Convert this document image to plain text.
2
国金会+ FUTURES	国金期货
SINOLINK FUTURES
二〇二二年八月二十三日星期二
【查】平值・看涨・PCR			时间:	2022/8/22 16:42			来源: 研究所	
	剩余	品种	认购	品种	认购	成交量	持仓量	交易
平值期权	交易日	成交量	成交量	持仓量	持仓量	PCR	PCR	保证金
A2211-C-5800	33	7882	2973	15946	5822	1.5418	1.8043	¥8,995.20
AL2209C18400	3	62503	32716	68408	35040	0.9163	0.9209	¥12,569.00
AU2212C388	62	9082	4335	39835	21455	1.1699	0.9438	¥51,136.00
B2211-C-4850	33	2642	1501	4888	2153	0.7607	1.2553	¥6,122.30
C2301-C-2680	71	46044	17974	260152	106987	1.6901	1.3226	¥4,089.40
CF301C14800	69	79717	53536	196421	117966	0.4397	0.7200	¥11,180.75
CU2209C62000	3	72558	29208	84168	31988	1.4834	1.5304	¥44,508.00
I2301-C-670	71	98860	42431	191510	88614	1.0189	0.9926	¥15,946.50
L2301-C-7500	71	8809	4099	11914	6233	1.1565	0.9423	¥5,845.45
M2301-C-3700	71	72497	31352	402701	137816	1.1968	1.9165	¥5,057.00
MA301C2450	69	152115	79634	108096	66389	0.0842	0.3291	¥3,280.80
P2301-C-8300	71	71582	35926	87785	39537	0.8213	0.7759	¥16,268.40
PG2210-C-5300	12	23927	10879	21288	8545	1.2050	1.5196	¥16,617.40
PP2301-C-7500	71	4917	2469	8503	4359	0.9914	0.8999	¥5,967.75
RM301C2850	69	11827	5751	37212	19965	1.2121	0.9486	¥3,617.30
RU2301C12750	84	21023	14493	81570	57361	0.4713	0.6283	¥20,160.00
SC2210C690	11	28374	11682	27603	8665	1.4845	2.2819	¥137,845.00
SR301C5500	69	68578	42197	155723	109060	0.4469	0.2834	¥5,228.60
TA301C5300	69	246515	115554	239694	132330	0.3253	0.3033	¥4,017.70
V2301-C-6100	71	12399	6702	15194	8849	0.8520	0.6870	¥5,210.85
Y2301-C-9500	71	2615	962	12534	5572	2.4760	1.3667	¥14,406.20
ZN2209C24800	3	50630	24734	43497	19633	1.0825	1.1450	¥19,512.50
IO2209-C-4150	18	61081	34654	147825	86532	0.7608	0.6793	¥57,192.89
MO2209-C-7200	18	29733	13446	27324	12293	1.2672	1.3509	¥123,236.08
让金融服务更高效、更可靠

◇ ◇ ◇ ◇

Transcribe the records above exactly as they appear.

Response for this exercise:
Convert this document image to plain text.
2
国金会+ FUTURES	国金期货
SINOLINK FUTURES
二〇二二年八月二十三日星期二
【查】平值・看涨・PCR			时间:	2022/8/22 16:42			来源: 研究所	
	剩余	品种	认购	品种	认购	成交量	持仓量	交易
平值期权	交易日	成交量	成交量	持仓量	持仓量	PCR	PCR	保证金
A2211-C-5800	33	7882	2973	15946	5822	1.5418	1.8043	¥8,995.20
AL2209C18400	3	62503	32716	68408	35040	0.9163	0.9209	¥12,569.00
AU2212C388	62	9082	4335	39835	21455	1.1699	0.9438	¥51,136.00
B2211-C-4850	33	2642	1501	4888	2153	0.7607	1.2553	¥6,122.30
C2301-C-2680	71	46044	17974	260152	106987	1.6901	1.3226	¥4,089.40
CF301C14800	69	79717	53536	196421	117966	0.4397	0.7200	¥11,180.75
CU2209C62000	3	72558	29208	84168	31988	1.4834	1.5304	¥44,508.00
I2301-C-670	71	98860	42431	191510	88614	1.0189	0.9926	¥15,946.50
L2301-C-7500	71	8809	4099	11914	6233	1.1565	0.9423	¥5,845.45
M2301-C-3700	71	72497	31352	402701	137816	1.1968	1.9165	¥5,057.00
MA301C2450	69	152115	79634	108096	66389	0.0842	0.3291	¥3,280.80
P2301-C-8300	71	71582	35926	87785	39537	0.8213	0.7759	¥16,268.40
PG2210-C-5300	12	23927	10879	21288	8545	1.2050	1.5196	¥16,617.40
PP2301-C-7500	71	4917	2469	8503	4359	0.9914	0.8999	¥5,967.75
RM301C2850	69	11827	5751	37212	19965	1.2121	0.9486	¥3,617.30
RU2301C12750	84	21023	14493	81570	57361	0.4713	0.6283	¥20,160.00
SC2210C690	11	28374	11682	27603	8665	1.4845	2.2819	¥137,845.00
SR301C5500	69	68578	42197	155723	109060	0.4469	0.2834	¥5,228.60
TA301C5300	69	246515	115554	239694	132330	0.3253	0.3033	¥4,017.70
V2301-C-6100	71	12399	6702	15194	8849	0.8520	0.6870	¥5,210.85
Y2301-C-9500	71	2615	962	12534	5572	2.4760	1.3667	¥14,406.20
ZN2209C24800	3	50630	24734	43497	19633	1.0825	1.1450	¥19,512.50
IO2209-C-4150	18	61081	34654	147825	86532	0.7608	0.6793	¥57,192.89
MO2209-C-7200	18	29733	13446	27324	12293	1.2672	1.3509	¥123,236.08
让金融服务更高效、更可靠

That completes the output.